- **Short task**
A line counts if it contains the string "yield"; say how many such lines there are, giving only the number.

[BEGIN]

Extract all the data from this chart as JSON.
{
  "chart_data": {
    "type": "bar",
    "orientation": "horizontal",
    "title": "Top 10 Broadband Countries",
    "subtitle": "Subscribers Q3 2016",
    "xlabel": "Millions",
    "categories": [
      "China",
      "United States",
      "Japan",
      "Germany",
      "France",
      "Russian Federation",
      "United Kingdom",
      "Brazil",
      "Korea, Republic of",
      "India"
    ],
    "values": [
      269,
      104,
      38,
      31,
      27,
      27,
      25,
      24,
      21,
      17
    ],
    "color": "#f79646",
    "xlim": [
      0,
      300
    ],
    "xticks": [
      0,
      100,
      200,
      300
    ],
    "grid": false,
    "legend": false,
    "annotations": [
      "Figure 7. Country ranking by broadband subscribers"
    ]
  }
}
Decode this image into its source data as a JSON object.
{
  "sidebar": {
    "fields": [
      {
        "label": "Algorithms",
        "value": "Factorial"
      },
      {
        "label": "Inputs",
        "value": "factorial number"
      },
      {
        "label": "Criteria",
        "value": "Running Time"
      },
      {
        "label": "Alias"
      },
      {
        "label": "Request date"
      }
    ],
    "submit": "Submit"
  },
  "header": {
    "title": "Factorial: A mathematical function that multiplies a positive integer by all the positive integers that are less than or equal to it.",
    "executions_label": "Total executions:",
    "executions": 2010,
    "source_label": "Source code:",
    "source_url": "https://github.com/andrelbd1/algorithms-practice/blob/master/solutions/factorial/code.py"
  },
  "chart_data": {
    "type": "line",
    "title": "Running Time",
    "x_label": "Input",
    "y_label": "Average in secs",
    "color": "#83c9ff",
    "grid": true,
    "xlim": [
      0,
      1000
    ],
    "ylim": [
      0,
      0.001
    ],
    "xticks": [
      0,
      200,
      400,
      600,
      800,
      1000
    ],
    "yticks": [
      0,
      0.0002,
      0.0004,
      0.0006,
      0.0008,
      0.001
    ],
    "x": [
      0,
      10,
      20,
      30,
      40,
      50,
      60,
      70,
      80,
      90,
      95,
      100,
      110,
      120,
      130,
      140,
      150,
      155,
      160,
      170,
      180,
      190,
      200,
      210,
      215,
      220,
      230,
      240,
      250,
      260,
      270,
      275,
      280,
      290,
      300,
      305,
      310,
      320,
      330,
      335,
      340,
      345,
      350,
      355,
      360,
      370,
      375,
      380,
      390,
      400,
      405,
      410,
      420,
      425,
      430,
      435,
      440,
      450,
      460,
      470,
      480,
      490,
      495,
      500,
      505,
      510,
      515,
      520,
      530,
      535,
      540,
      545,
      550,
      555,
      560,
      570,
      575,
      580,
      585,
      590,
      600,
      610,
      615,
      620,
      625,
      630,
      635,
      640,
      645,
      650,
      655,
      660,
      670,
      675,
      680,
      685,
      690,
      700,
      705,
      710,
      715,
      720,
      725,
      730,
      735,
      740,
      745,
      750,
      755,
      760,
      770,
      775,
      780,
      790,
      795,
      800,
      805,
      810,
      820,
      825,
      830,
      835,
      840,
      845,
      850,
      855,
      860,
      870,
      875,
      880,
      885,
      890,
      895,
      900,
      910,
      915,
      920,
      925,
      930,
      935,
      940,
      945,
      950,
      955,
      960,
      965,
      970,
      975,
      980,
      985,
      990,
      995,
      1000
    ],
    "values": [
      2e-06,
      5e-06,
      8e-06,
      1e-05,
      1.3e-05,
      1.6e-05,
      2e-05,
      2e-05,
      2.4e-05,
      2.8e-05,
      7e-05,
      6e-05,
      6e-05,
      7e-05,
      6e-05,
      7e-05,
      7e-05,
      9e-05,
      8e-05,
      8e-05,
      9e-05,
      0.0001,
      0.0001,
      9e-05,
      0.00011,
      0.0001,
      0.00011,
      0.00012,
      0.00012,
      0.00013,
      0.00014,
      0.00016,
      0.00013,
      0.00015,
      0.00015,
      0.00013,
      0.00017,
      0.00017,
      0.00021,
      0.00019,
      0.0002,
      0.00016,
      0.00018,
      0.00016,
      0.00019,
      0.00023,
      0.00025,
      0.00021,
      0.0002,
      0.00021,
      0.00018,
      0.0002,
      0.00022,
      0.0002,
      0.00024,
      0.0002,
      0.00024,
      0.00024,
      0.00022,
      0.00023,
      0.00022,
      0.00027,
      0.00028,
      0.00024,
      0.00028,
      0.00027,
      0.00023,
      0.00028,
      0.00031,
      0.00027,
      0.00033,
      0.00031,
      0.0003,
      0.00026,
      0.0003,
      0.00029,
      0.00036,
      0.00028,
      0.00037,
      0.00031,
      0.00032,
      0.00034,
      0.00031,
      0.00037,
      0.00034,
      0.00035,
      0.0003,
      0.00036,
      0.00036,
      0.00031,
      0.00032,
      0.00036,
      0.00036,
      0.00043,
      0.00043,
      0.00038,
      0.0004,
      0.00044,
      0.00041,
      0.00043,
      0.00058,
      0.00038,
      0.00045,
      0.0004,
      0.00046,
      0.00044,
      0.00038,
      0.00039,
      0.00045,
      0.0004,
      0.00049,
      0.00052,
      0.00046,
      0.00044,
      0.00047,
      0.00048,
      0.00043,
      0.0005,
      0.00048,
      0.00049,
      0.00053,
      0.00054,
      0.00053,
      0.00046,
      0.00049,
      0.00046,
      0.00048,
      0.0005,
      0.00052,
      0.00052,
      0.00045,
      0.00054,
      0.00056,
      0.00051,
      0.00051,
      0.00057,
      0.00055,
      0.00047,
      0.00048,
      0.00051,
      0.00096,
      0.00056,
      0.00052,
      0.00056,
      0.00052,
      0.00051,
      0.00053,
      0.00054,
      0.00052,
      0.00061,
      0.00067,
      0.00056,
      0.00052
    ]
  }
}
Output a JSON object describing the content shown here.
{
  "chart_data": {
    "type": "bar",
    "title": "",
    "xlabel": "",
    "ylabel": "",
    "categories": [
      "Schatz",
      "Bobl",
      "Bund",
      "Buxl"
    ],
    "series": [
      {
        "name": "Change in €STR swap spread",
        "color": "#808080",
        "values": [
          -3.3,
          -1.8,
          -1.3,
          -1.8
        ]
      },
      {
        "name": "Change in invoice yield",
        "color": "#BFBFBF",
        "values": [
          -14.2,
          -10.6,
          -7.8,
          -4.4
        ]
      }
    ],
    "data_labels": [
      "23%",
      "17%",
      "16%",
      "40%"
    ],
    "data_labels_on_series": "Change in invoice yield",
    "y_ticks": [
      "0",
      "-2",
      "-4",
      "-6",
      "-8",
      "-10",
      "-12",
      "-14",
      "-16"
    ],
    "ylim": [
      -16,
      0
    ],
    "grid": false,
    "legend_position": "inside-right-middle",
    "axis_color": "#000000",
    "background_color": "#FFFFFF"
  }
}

[END]

- **Reply**
2